Entries with figure data:
<<<<
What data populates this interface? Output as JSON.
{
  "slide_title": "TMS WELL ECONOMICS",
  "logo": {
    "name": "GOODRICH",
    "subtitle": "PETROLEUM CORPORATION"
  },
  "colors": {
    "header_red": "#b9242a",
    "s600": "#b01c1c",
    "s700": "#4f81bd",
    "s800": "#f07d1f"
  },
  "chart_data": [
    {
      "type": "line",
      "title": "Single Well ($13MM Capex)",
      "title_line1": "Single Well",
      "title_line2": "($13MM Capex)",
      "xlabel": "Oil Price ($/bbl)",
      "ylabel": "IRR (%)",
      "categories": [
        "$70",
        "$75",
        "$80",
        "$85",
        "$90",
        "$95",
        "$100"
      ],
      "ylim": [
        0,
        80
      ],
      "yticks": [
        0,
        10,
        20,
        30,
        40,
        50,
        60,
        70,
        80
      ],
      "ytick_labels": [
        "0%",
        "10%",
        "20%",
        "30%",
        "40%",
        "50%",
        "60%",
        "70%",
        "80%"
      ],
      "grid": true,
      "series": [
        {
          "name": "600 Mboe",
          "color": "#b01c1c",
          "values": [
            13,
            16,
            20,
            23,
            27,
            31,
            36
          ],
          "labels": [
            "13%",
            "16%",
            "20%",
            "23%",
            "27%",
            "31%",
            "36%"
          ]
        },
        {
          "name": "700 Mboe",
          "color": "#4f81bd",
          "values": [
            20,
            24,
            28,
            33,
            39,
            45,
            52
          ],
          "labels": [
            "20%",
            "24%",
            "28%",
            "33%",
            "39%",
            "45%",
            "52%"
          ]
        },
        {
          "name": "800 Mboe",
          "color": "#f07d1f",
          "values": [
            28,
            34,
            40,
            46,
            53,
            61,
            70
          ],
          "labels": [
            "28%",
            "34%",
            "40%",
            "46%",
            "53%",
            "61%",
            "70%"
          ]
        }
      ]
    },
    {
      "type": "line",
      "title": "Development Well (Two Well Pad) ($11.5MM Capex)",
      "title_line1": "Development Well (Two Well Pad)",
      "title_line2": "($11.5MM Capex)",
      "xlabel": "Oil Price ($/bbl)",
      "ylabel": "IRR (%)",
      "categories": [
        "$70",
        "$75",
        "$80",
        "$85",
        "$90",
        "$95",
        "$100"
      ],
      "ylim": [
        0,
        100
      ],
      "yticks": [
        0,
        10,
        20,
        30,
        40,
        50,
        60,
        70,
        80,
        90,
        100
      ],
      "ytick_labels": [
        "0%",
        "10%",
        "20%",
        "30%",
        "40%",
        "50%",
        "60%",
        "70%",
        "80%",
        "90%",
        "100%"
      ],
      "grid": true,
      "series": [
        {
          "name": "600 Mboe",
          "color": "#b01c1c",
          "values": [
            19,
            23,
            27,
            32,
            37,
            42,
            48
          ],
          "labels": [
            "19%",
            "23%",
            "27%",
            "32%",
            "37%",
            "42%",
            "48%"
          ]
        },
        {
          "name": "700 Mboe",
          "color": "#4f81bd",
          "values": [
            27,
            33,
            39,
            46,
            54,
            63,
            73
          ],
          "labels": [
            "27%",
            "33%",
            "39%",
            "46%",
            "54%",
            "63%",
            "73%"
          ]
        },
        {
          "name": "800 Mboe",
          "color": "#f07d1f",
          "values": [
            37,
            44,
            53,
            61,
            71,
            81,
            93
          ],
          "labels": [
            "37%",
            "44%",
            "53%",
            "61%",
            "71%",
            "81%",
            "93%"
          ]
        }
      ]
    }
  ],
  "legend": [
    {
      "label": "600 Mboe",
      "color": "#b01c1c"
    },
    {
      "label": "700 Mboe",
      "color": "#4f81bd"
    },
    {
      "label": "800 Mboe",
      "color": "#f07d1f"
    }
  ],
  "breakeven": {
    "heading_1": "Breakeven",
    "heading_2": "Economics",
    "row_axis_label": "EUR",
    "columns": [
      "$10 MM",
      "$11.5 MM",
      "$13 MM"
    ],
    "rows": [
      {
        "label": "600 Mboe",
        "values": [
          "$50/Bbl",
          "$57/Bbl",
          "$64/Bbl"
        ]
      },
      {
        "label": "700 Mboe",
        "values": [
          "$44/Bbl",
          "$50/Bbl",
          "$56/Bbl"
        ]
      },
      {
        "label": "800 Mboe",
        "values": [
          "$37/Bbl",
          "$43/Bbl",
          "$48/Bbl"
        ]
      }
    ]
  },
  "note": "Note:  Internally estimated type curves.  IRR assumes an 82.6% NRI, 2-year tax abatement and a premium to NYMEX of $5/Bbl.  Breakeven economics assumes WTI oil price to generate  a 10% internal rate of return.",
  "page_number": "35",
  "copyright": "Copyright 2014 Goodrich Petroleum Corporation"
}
>>>>
• [PROBLEM STATEMENT]: Search the preceding listing for "Single" and extract every line where it is found.

• [THE REPLY]:
      "title": "Single Well ($13MM Capex)",
      "title_line1": "Single Well",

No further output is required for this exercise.